Set task => Go through the material and tally the lines containing the string "mito". Give the total alone.

[Some records]
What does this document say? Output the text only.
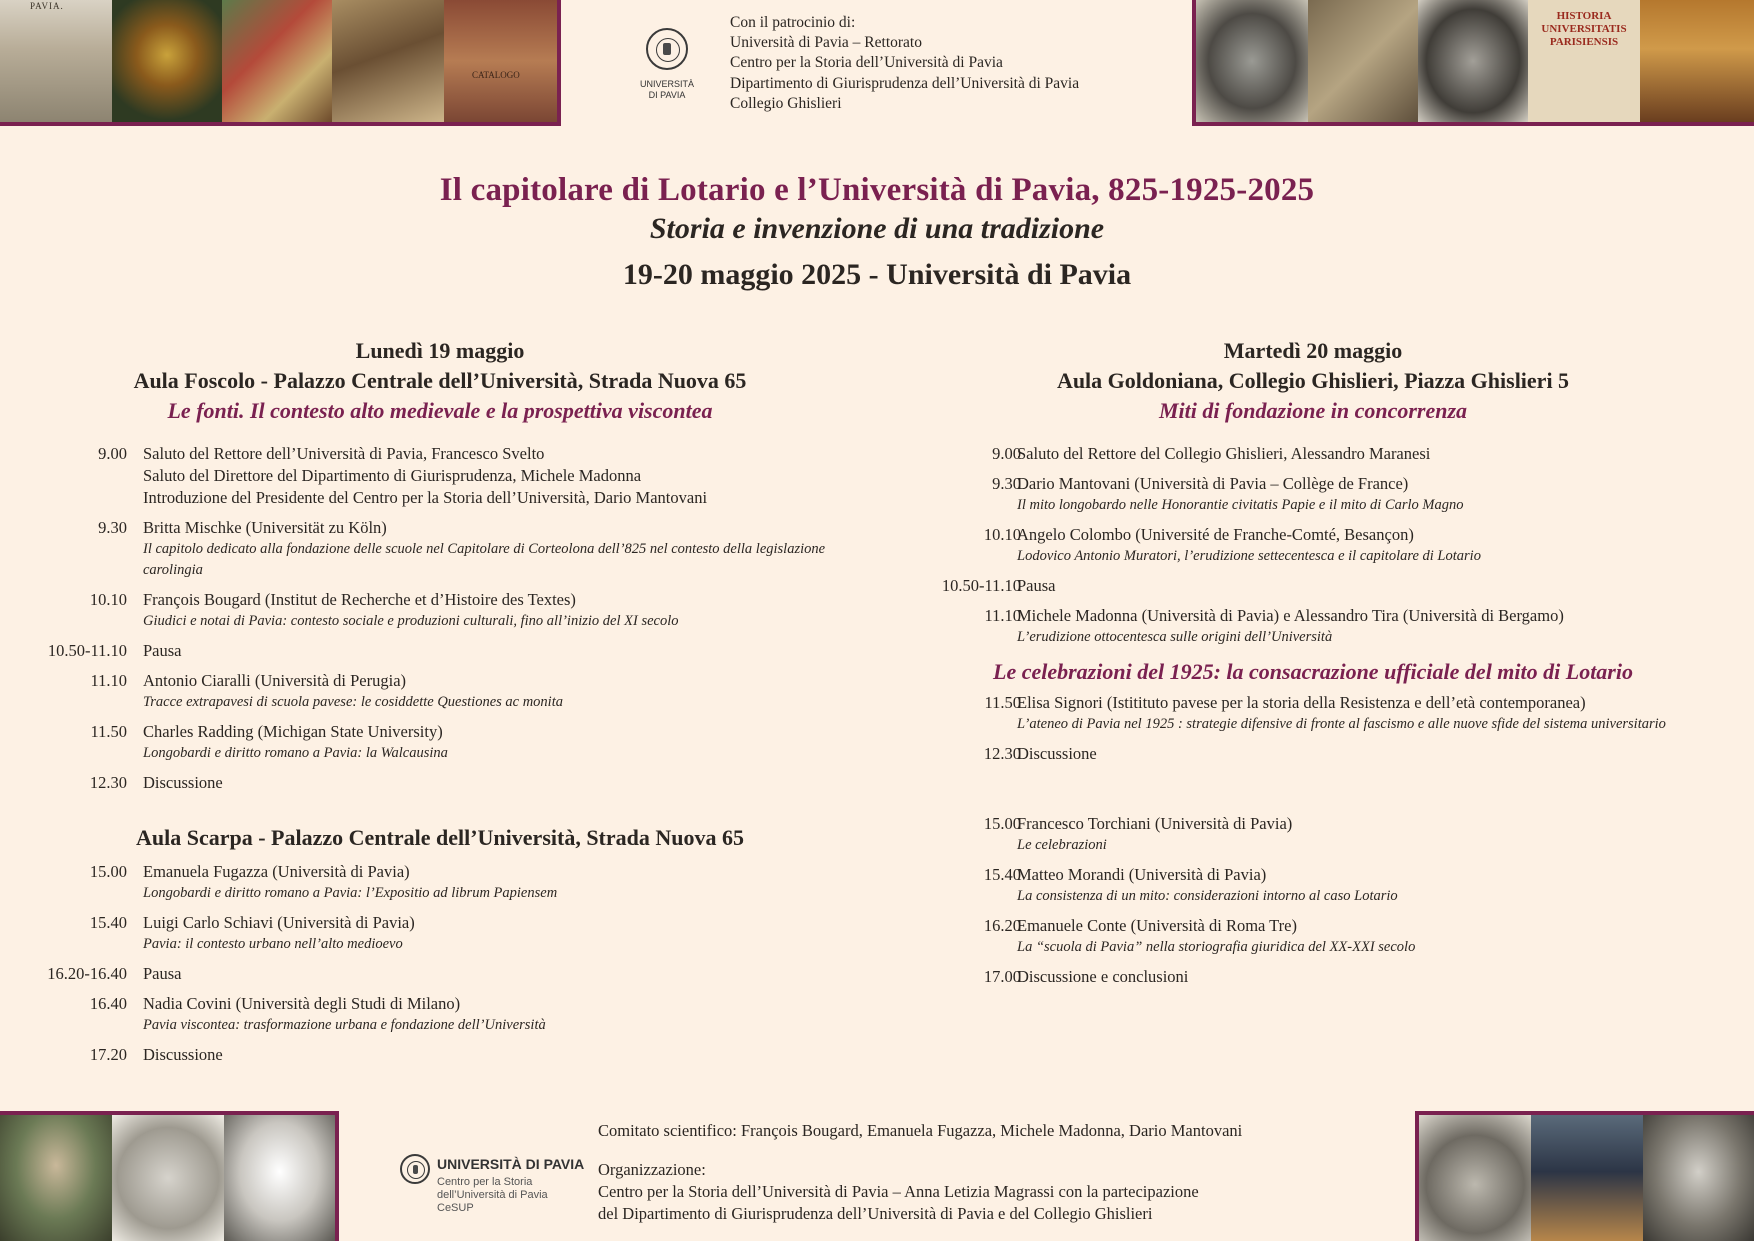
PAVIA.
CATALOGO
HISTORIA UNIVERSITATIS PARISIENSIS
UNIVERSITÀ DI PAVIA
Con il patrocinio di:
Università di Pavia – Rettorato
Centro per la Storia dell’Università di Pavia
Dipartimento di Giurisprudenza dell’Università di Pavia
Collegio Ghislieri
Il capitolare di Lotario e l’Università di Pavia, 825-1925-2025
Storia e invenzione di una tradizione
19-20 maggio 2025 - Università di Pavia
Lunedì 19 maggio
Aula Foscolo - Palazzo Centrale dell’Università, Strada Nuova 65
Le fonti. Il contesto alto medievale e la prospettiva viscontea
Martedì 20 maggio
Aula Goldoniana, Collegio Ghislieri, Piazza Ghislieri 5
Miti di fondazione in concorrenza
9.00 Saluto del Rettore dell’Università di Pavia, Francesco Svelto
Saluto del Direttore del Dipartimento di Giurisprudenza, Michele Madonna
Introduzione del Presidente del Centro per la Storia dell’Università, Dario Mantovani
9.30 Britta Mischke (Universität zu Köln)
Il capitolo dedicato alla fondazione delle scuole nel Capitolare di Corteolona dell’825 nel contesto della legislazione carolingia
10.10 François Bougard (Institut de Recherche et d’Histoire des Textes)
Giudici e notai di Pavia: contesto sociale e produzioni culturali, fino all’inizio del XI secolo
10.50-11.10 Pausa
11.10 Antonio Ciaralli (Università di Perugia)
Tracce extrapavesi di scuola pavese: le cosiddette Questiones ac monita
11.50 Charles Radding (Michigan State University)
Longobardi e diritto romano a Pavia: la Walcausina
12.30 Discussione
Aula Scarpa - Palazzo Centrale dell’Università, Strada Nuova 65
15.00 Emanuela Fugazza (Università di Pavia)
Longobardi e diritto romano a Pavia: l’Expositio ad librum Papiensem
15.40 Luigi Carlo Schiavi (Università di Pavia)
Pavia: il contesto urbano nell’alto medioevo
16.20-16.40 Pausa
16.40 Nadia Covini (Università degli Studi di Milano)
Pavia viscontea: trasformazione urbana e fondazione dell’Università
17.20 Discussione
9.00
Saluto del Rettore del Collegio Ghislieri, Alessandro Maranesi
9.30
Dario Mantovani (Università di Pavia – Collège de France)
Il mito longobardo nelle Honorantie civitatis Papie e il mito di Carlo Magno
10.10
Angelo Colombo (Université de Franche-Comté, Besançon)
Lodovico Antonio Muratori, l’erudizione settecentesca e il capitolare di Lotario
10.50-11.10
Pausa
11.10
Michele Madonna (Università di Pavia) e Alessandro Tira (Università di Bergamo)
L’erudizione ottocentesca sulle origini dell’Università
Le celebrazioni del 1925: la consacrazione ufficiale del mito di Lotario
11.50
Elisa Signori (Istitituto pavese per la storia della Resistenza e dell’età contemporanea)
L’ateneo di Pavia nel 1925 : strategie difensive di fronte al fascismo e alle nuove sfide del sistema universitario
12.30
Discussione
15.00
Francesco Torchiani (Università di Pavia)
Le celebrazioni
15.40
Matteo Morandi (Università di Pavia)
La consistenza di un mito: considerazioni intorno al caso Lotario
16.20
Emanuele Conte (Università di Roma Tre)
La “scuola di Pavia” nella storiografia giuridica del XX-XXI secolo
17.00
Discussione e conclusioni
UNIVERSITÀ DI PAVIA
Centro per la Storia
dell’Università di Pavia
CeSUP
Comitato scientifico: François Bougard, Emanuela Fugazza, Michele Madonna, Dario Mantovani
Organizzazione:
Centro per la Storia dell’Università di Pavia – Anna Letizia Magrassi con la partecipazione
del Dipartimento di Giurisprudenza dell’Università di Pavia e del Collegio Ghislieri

Solved exercise => 3